Data items:
━━━━━━

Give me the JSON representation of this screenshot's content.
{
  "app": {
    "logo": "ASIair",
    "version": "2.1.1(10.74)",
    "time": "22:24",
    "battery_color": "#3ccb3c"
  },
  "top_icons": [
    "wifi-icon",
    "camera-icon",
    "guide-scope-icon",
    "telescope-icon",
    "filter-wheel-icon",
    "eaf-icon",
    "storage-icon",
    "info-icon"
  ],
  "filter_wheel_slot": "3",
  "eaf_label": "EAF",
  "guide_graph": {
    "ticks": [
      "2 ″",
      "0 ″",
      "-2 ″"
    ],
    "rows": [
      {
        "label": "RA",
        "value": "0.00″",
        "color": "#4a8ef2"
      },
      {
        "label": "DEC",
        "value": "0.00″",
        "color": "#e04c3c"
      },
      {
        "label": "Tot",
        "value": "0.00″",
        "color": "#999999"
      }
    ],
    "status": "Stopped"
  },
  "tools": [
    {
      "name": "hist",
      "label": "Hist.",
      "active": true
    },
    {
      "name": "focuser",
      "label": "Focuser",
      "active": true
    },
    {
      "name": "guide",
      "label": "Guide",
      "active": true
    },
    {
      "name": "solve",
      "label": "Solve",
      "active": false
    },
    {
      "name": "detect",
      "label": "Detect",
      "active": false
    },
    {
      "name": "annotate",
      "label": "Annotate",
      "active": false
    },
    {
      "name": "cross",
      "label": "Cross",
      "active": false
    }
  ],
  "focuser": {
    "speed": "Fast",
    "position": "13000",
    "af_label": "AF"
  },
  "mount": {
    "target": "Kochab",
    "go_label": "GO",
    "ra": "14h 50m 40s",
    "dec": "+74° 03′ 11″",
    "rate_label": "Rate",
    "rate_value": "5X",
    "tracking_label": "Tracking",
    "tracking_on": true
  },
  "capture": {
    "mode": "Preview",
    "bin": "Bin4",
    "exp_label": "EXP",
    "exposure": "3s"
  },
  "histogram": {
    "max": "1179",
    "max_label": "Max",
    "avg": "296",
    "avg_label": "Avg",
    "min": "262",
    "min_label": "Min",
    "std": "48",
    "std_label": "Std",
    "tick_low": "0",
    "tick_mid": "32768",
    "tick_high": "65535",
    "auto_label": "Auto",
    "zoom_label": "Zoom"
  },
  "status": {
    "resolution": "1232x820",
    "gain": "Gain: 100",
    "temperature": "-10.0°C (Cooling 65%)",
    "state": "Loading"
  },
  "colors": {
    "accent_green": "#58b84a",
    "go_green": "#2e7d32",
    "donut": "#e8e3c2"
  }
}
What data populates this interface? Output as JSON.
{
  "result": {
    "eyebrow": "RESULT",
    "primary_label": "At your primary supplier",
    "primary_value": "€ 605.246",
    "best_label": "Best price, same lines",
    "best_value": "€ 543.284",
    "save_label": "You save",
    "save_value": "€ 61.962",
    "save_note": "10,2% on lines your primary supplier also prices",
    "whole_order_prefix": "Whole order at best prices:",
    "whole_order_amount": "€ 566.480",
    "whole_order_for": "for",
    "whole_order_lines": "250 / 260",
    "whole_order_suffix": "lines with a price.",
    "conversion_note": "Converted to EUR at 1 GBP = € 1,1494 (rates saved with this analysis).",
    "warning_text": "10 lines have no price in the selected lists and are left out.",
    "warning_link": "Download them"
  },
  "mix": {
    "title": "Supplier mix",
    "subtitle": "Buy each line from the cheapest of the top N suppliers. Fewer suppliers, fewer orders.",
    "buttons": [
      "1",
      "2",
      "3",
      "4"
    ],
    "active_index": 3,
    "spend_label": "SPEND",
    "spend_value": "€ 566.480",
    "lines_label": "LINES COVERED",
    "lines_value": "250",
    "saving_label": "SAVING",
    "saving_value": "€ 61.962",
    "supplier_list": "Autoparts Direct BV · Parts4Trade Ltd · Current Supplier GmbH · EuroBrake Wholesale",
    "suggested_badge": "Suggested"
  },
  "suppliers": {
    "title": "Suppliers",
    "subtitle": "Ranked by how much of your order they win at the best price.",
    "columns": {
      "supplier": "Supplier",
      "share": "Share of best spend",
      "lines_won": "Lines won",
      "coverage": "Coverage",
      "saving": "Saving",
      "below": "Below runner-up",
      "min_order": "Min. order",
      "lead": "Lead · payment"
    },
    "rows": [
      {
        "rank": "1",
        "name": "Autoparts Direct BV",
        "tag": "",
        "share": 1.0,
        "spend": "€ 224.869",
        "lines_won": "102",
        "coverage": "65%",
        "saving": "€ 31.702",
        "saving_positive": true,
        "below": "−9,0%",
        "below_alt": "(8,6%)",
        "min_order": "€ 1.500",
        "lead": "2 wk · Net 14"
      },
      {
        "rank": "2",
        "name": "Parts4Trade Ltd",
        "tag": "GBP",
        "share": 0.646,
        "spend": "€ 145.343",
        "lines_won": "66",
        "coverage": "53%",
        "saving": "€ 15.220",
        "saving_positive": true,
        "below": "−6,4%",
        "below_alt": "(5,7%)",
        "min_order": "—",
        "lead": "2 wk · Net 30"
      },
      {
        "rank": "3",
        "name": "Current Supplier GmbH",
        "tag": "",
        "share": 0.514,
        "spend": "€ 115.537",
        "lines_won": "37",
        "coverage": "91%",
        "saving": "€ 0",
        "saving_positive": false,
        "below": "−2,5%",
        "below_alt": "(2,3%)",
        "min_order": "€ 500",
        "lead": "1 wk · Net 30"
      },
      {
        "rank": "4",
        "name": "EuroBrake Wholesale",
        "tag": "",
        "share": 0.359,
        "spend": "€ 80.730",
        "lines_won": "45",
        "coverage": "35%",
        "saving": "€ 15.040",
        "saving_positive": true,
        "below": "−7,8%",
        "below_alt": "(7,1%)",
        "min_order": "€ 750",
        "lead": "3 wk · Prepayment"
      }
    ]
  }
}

━━━━━━

== YOUR INSTRUCTIONS ==
Print the complete listing again, exactly as it stands.

== SOLUTION TO THIS TASK ==
Give me the JSON representation of this screenshot's content.
{
  "app": {
    "logo": "ASIair",
    "version": "2.1.1(10.74)",
    "time": "22:24",
    "battery_color": "#3ccb3c"
  },
  "top_icons": [
    "wifi-icon",
    "camera-icon",
    "guide-scope-icon",
    "telescope-icon",
    "filter-wheel-icon",
    "eaf-icon",
    "storage-icon",
    "info-icon"
  ],
  "filter_wheel_slot": "3",
  "eaf_label": "EAF",
  "guide_graph": {
    "ticks": [
      "2 ″",
      "0 ″",
      "-2 ″"
    ],
    "rows": [
      {
        "label": "RA",
        "value": "0.00″",
        "color": "#4a8ef2"
      },
      {
        "label": "DEC",
        "value": "0.00″",
        "color": "#e04c3c"
      },
      {
        "label": "Tot",
        "value": "0.00″",
        "color": "#999999"
      }
    ],
    "status": "Stopped"
  },
  "tools": [
    {
      "name": "hist",
      "label": "Hist.",
      "active": true
    },
    {
      "name": "focuser",
      "label": "Focuser",
      "active": true
    },
    {
      "name": "guide",
      "label": "Guide",
      "active": true
    },
    {
      "name": "solve",
      "label": "Solve",
      "active": false
    },
    {
      "name": "detect",
      "label": "Detect",
      "active": false
    },
    {
      "name": "annotate",
      "label": "Annotate",
      "active": false
    },
    {
      "name": "cross",
      "label": "Cross",
      "active": false
    }
  ],
  "focuser": {
    "speed": "Fast",
    "position": "13000",
    "af_label": "AF"
  },
  "mount": {
    "target": "Kochab",
    "go_label": "GO",
    "ra": "14h 50m 40s",
    "dec": "+74° 03′ 11″",
    "rate_label": "Rate",
    "rate_value": "5X",
    "tracking_label": "Tracking",
    "tracking_on": true
  },
  "capture": {
    "mode": "Preview",
    "bin": "Bin4",
    "exp_label": "EXP",
    "exposure": "3s"
  },
  "histogram": {
    "max": "1179",
    "max_label": "Max",
    "avg": "296",
    "avg_label": "Avg",
    "min": "262",
    "min_label": "Min",
    "std": "48",
    "std_label": "Std",
    "tick_low": "0",
    "tick_mid": "32768",
    "tick_high": "65535",
    "auto_label": "Auto",
    "zoom_label": "Zoom"
  },
  "status": {
    "resolution": "1232x820",
    "gain": "Gain: 100",
    "temperature": "-10.0°C (Cooling 65%)",
    "state": "Loading"
  },
  "colors": {
    "accent_green": "#58b84a",
    "go_green": "#2e7d32",
    "donut": "#e8e3c2"
  }
}
What data populates this interface? Output as JSON.
{
  "result": {
    "eyebrow": "RESULT",
    "primary_label": "At your primary supplier",
    "primary_value": "€ 605.246",
    "best_label": "Best price, same lines",
    "best_value": "€ 543.284",
    "save_label": "You save",
    "save_value": "€ 61.962",
    "save_note": "10,2% on lines your primary supplier also prices",
    "whole_order_prefix": "Whole order at best prices:",
    "whole_order_amount": "€ 566.480",
    "whole_order_for": "for",
    "whole_order_lines": "250 / 260",
    "whole_order_suffix": "lines with a price.",
    "conversion_note": "Converted to EUR at 1 GBP = € 1,1494 (rates saved with this analysis).",
    "warning_text": "10 lines have no price in the selected lists and are left out.",
    "warning_link": "Download them"
  },
  "mix": {
    "title": "Supplier mix",
    "subtitle": "Buy each line from the cheapest of the top N suppliers. Fewer suppliers, fewer orders.",
    "buttons": [
      "1",
      "2",
      "3",
      "4"
    ],
    "active_index": 3,
    "spend_label": "SPEND",
    "spend_value": "€ 566.480",
    "lines_label": "LINES COVERED",
    "lines_value": "250",
    "saving_label": "SAVING",
    "saving_value": "€ 61.962",
    "supplier_list": "Autoparts Direct BV · Parts4Trade Ltd · Current Supplier GmbH · EuroBrake Wholesale",
    "suggested_badge": "Suggested"
  },
  "suppliers": {
    "title": "Suppliers",
    "subtitle": "Ranked by how much of your order they win at the best price.",
    "columns": {
      "supplier": "Supplier",
      "share": "Share of best spend",
      "lines_won": "Lines won",
      "coverage": "Coverage",
      "saving": "Saving",
      "below": "Below runner-up",
      "min_order": "Min. order",
      "lead": "Lead · payment"
    },
    "rows": [
      {
        "rank": "1",
        "name": "Autoparts Direct BV",
        "tag": "",
        "share": 1.0,
        "spend": "€ 224.869",
        "lines_won": "102",
        "coverage": "65%",
        "saving": "€ 31.702",
        "saving_positive": true,
        "below": "−9,0%",
        "below_alt": "(8,6%)",
        "min_order": "€ 1.500",
        "lead": "2 wk · Net 14"
      },
      {
        "rank": "2",
        "name": "Parts4Trade Ltd",
        "tag": "GBP",
        "share": 0.646,
        "spend": "€ 145.343",
        "lines_won": "66",
        "coverage": "53%",
        "saving": "€ 15.220",
        "saving_positive": true,
        "below": "−6,4%",
        "below_alt": "(5,7%)",
        "min_order": "—",
        "lead": "2 wk · Net 30"
      },
      {
        "rank": "3",
        "name": "Current Supplier GmbH",
        "tag": "",
        "share": 0.514,
        "spend": "€ 115.537",
        "lines_won": "37",
        "coverage": "91%",
        "saving": "€ 0",
        "saving_positive": false,
        "below": "−2,5%",
        "below_alt": "(2,3%)",
        "min_order": "€ 500",
        "lead": "1 wk · Net 30"
      },
      {
        "rank": "4",
        "name": "EuroBrake Wholesale",
        "tag": "",
        "share": 0.359,
        "spend": "€ 80.730",
        "lines_won": "45",
        "coverage": "35%",
        "saving": "€ 15.040",
        "saving_positive": true,
        "below": "−7,8%",
        "below_alt": "(7,1%)",
        "min_order": "€ 750",
        "lead": "3 wk · Prepayment"
      }
    ]
  }
}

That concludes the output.